* [The request]
The records below hold pictures; please leave those out and retype the rest exactly.

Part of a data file
——

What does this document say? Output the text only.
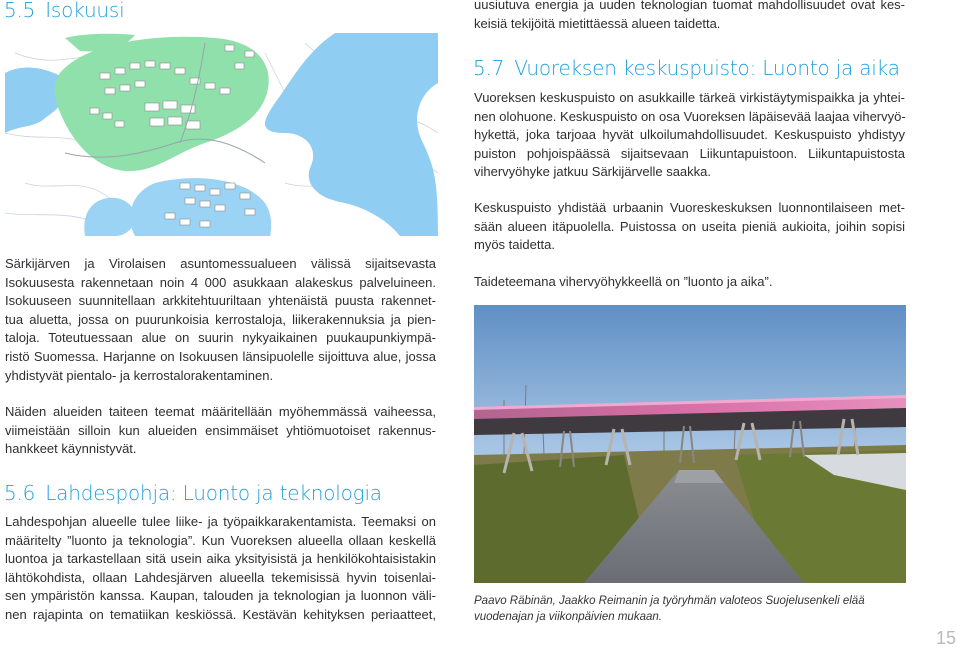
5.5 Isokuusi
Särkijärven ja Virolaisen asuntomessualueen välissä sijaitsevasta
Isokuusesta rakennetaan noin 4 000 asukkaan alakeskus palveluineen.
Isokuuseen suunnitellaan arkkitehtuuriltaan yhtenäistä puusta rakennet-
tua aluetta, jossa on puurunkoisia kerrostaloja, liikerakennuksia ja pien-
taloja. Toteutuessaan alue on suurin nykyaikainen puukaupunkiympä-
ristö Suomessa. Harjanne on Isokuusen länsipuolelle sijoittuva alue, jossa
yhdistyvät pientalo- ja kerrostalorakentaminen.
Näiden alueiden taiteen teemat määritellään myöhemmässä vaiheessa,
viimeistään silloin kun alueiden ensimmäiset yhtiömuotoiset rakennus-
hankkeet käynnistyvät.
5.6 Lahdespohja: Luonto ja teknologia
Lahdespohjan alueelle tulee liike- ja työpaikkarakentamista. Teemaksi on
määritelty ”luonto ja teknologia”. Kun Vuoreksen alueella ollaan keskellä
luontoa ja tarkastellaan sitä usein aika yksityisistä ja henkilökohtaisistakin
lähtökohdista, ollaan Lahdesjärven alueella tekemisissä hyvin toisenlai-
sen ympäristön kanssa. Kaupan, talouden ja teknologian ja luonnon väli-
nen rajapinta on tematiikan keskiössä. Kestävän kehityksen periaatteet,
uusiutuva energia ja uuden teknologian tuomat mahdollisuudet ovat kes-
keisiä tekijöitä mietittäessä alueen taidetta.
5.7 Vuoreksen keskuspuisto: Luonto ja aika
Vuoreksen keskuspuisto on asukkaille tärkeä virkistäytymispaikka ja yhtei-
nen olohuone. Keskuspuisto on osa Vuoreksen läpäisevää laajaa vihervyö-
hykettä, joka tarjoaa hyvät ulkoilumahdollisuudet. Keskuspuisto yhdistyy
puiston pohjoispäässä sijaitsevaan Liikuntapuistoon. Liikuntapuistosta
vihervyöhyke jatkuu Särkijärvelle saakka.
Keskuspuisto yhdistää urbaanin Vuoreskeskuksen luonnontilaiseen met-
sään alueen itäpuolella. Puistossa on useita pieniä aukioita, joihin sopisi
myös taidetta.
Taideteemana vihervyöhykkeellä on ”luonto ja aika”.
Paavo Räbinän, Jaakko Reimanin ja työryhmän valoteos Suojelusenkeli elää
vuodenajan ja viikonpäivien mukaan.
15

——

* [Solution to this problem]
What does this document say? Output the text only.
5.5 Isokuusi
Särkijärven ja Virolaisen asuntomessualueen välissä sijaitsevasta
Isokuusesta rakennetaan noin 4 000 asukkaan alakeskus palveluineen.
Isokuuseen suunnitellaan arkkitehtuuriltaan yhtenäistä puusta rakennet-
tua aluetta, jossa on puurunkoisia kerrostaloja, liikerakennuksia ja pien-
taloja. Toteutuessaan alue on suurin nykyaikainen puukaupunkiympä-
ristö Suomessa. Harjanne on Isokuusen länsipuolelle sijoittuva alue, jossa
yhdistyvät pientalo- ja kerrostalorakentaminen.
Näiden alueiden taiteen teemat määritellään myöhemmässä vaiheessa,
viimeistään silloin kun alueiden ensimmäiset yhtiömuotoiset rakennus-
hankkeet käynnistyvät.
5.6 Lahdespohja: Luonto ja teknologia
Lahdespohjan alueelle tulee liike- ja työpaikkarakentamista. Teemaksi on
määritelty ”luonto ja teknologia”. Kun Vuoreksen alueella ollaan keskellä
luontoa ja tarkastellaan sitä usein aika yksityisistä ja henkilökohtaisistakin
lähtökohdista, ollaan Lahdesjärven alueella tekemisissä hyvin toisenlai-
sen ympäristön kanssa. Kaupan, talouden ja teknologian ja luonnon väli-
nen rajapinta on tematiikan keskiössä. Kestävän kehityksen periaatteet,
uusiutuva energia ja uuden teknologian tuomat mahdollisuudet ovat kes-
keisiä tekijöitä mietittäessä alueen taidetta.
5.7 Vuoreksen keskuspuisto: Luonto ja aika
Vuoreksen keskuspuisto on asukkaille tärkeä virkistäytymispaikka ja yhtei-
nen olohuone. Keskuspuisto on osa Vuoreksen läpäisevää laajaa vihervyö-
hykettä, joka tarjoaa hyvät ulkoilumahdollisuudet. Keskuspuisto yhdistyy
puiston pohjoispäässä sijaitsevaan Liikuntapuistoon. Liikuntapuistosta
vihervyöhyke jatkuu Särkijärvelle saakka.
Keskuspuisto yhdistää urbaanin Vuoreskeskuksen luonnontilaiseen met-
sään alueen itäpuolella. Puistossa on useita pieniä aukioita, joihin sopisi
myös taidetta.
Taideteemana vihervyöhykkeellä on ”luonto ja aika”.
Paavo Räbinän, Jaakko Reimanin ja työryhmän valoteos Suojelusenkeli elää
vuodenajan ja viikonpäivien mukaan.
15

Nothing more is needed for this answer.